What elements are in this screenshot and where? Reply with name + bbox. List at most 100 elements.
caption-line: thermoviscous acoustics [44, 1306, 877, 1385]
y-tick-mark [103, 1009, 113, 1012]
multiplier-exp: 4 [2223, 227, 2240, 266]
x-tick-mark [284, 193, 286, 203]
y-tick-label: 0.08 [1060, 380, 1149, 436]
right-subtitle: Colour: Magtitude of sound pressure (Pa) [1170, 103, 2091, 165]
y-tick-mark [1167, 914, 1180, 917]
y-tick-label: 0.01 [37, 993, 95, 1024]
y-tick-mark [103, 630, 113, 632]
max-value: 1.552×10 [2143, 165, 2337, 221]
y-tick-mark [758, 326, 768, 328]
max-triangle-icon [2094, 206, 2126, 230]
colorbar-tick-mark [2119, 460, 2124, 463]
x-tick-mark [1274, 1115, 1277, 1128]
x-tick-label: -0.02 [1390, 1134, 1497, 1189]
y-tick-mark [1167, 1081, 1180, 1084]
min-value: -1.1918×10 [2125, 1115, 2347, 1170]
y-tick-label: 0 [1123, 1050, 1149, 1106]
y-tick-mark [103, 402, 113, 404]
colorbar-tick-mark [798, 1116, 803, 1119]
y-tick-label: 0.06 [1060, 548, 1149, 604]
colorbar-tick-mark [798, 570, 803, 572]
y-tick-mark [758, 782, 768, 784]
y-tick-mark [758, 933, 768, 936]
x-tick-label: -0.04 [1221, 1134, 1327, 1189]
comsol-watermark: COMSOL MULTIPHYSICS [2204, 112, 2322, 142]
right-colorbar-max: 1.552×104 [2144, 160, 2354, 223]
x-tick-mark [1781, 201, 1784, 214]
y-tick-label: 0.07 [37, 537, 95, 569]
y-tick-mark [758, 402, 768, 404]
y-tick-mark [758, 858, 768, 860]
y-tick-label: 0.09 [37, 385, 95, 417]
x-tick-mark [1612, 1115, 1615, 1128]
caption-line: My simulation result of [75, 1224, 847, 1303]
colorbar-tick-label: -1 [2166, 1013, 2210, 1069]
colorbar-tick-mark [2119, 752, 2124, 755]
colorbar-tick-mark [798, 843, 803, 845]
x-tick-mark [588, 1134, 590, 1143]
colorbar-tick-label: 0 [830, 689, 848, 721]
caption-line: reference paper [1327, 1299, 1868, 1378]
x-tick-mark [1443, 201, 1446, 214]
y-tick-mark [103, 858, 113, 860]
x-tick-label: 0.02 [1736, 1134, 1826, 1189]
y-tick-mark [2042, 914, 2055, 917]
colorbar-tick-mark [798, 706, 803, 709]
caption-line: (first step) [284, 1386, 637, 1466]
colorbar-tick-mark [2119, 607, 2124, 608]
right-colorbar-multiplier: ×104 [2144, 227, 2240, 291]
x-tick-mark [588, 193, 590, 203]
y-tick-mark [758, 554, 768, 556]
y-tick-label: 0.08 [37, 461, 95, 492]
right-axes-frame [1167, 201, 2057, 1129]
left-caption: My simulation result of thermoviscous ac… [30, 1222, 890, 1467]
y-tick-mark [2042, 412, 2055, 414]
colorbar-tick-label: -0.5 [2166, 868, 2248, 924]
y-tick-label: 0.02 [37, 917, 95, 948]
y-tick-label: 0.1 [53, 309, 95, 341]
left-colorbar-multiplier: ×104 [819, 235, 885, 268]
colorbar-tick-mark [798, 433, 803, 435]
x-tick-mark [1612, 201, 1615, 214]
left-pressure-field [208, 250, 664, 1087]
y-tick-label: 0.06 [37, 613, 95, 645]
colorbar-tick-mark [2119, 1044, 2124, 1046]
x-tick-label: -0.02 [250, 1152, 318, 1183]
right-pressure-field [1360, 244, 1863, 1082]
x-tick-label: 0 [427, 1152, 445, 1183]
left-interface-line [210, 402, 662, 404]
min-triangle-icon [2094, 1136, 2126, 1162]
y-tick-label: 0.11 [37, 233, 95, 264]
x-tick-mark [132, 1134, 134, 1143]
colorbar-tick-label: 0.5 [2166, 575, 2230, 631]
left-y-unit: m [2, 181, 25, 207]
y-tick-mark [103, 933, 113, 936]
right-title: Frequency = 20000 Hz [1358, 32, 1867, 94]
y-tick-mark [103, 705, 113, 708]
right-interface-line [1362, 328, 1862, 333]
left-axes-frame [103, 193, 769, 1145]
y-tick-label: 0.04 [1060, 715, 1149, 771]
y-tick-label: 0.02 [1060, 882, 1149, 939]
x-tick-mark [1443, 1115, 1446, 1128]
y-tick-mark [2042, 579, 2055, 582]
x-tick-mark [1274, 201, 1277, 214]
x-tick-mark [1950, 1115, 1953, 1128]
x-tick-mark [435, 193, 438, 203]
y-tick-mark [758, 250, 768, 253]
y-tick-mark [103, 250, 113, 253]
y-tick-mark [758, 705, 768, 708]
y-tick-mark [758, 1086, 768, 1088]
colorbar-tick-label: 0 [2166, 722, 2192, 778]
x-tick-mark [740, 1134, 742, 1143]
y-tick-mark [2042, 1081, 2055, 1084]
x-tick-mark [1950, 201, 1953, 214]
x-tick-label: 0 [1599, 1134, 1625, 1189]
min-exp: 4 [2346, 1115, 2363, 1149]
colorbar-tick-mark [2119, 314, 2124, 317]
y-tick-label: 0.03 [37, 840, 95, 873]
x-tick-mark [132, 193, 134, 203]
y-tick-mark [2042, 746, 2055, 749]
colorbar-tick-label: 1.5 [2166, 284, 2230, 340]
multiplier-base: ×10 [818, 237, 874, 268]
+---+
> What the task asks
Copy out every item above, unchanged and line for line.

> Full solution
What elements are in this screenshot and where? Reply with name + bbox. List at most 100 elements.
caption-line: thermoviscous acoustics [44, 1306, 877, 1385]
y-tick-mark [103, 1009, 113, 1012]
multiplier-exp: 4 [2223, 227, 2240, 266]
x-tick-mark [284, 193, 286, 203]
y-tick-label: 0.08 [1060, 380, 1149, 436]
right-subtitle: Colour: Magtitude of sound pressure (Pa) [1170, 103, 2091, 165]
y-tick-mark [1167, 914, 1180, 917]
y-tick-label: 0.01 [37, 993, 95, 1024]
y-tick-mark [103, 630, 113, 632]
max-value: 1.552×10 [2143, 165, 2337, 221]
y-tick-mark [758, 326, 768, 328]
max-triangle-icon [2094, 206, 2126, 230]
colorbar-tick-mark [2119, 460, 2124, 463]
x-tick-mark [1274, 1115, 1277, 1128]
x-tick-label: -0.02 [1390, 1134, 1497, 1189]
y-tick-mark [1167, 1081, 1180, 1084]
min-value: -1.1918×10 [2125, 1115, 2347, 1170]
y-tick-label: 0 [1123, 1050, 1149, 1106]
y-tick-mark [103, 402, 113, 404]
colorbar-tick-mark [798, 1116, 803, 1119]
y-tick-label: 0.06 [1060, 548, 1149, 604]
colorbar-tick-mark [798, 570, 803, 572]
y-tick-mark [758, 782, 768, 784]
y-tick-mark [758, 933, 768, 936]
x-tick-label: -0.04 [1221, 1134, 1327, 1189]
comsol-watermark: COMSOL MULTIPHYSICS [2204, 112, 2322, 142]
right-colorbar-max: 1.552×104 [2144, 160, 2354, 223]
x-tick-mark [1781, 201, 1784, 214]
y-tick-label: 0.07 [37, 537, 95, 569]
y-tick-mark [758, 402, 768, 404]
y-tick-mark [758, 858, 768, 860]
y-tick-label: 0.09 [37, 385, 95, 417]
x-tick-mark [1612, 1115, 1615, 1128]
caption-line: My simulation result of [75, 1224, 847, 1303]
colorbar-tick-label: -1 [2166, 1013, 2210, 1069]
colorbar-tick-mark [2119, 752, 2124, 755]
colorbar-tick-mark [798, 843, 803, 845]
x-tick-mark [588, 1134, 590, 1143]
colorbar-tick-label: 0 [830, 689, 848, 721]
caption-line: reference paper [1327, 1299, 1868, 1378]
x-tick-mark [1443, 201, 1446, 214]
y-tick-mark [103, 858, 113, 860]
x-tick-label: 0.02 [1736, 1134, 1826, 1189]
y-tick-mark [2042, 914, 2055, 917]
colorbar-tick-mark [798, 706, 803, 709]
caption-line: (first step) [284, 1386, 637, 1466]
colorbar-tick-mark [2119, 607, 2124, 608]
right-colorbar-multiplier: ×104 [2144, 227, 2240, 291]
x-tick-mark [588, 193, 590, 203]
y-tick-mark [758, 554, 768, 556]
y-tick-label: 0.08 [37, 461, 95, 492]
right-axes-frame [1167, 201, 2057, 1129]
left-caption: My simulation result of thermoviscous ac… [30, 1222, 890, 1467]
y-tick-mark [2042, 412, 2055, 414]
colorbar-tick-label: -0.5 [2166, 868, 2248, 924]
y-tick-label: 0.02 [37, 917, 95, 948]
y-tick-label: 0.1 [53, 309, 95, 341]
left-colorbar-multiplier: ×104 [819, 235, 885, 268]
colorbar-tick-mark [798, 433, 803, 435]
x-tick-mark [1612, 201, 1615, 214]
left-pressure-field [208, 250, 664, 1087]
y-tick-label: 0.06 [37, 613, 95, 645]
colorbar-tick-mark [2119, 1044, 2124, 1046]
x-tick-label: -0.02 [250, 1152, 318, 1183]
right-pressure-field [1360, 244, 1863, 1082]
x-tick-label: 0 [427, 1152, 445, 1183]
left-interface-line [210, 402, 662, 404]
min-triangle-icon [2094, 1136, 2126, 1162]
y-tick-label: 0.11 [37, 233, 95, 264]
x-tick-mark [132, 1134, 134, 1143]
colorbar-tick-label: 0.5 [2166, 575, 2230, 631]
left-y-unit: m [2, 181, 25, 207]
y-tick-mark [103, 933, 113, 936]
right-title: Frequency = 20000 Hz [1358, 32, 1867, 94]
y-tick-mark [103, 705, 113, 708]
right-interface-line [1362, 328, 1862, 333]
left-axes-frame [103, 193, 769, 1145]
y-tick-label: 0.04 [1060, 715, 1149, 771]
y-tick-label: 0.02 [1060, 882, 1149, 939]
x-tick-mark [1443, 1115, 1446, 1128]
y-tick-mark [2042, 579, 2055, 582]
x-tick-mark [1274, 201, 1277, 214]
x-tick-mark [1950, 1115, 1953, 1128]
x-tick-mark [435, 193, 438, 203]
y-tick-mark [758, 250, 768, 253]
y-tick-mark [103, 250, 113, 253]
y-tick-mark [758, 705, 768, 708]
y-tick-mark [758, 1086, 768, 1088]
colorbar-tick-label: 0 [2166, 722, 2192, 778]
x-tick-mark [740, 1134, 742, 1143]
y-tick-mark [2042, 1081, 2055, 1084]
x-tick-mark [1950, 201, 1953, 214]
x-tick-label: 0 [1599, 1134, 1625, 1189]
min-exp: 4 [2346, 1115, 2363, 1149]
colorbar-tick-mark [2119, 314, 2124, 317]
y-tick-label: 0.03 [37, 840, 95, 873]
x-tick-mark [132, 193, 134, 203]
y-tick-mark [2042, 746, 2055, 749]
colorbar-tick-label: 1.5 [2166, 284, 2230, 340]
multiplier-base: ×10 [818, 237, 874, 268]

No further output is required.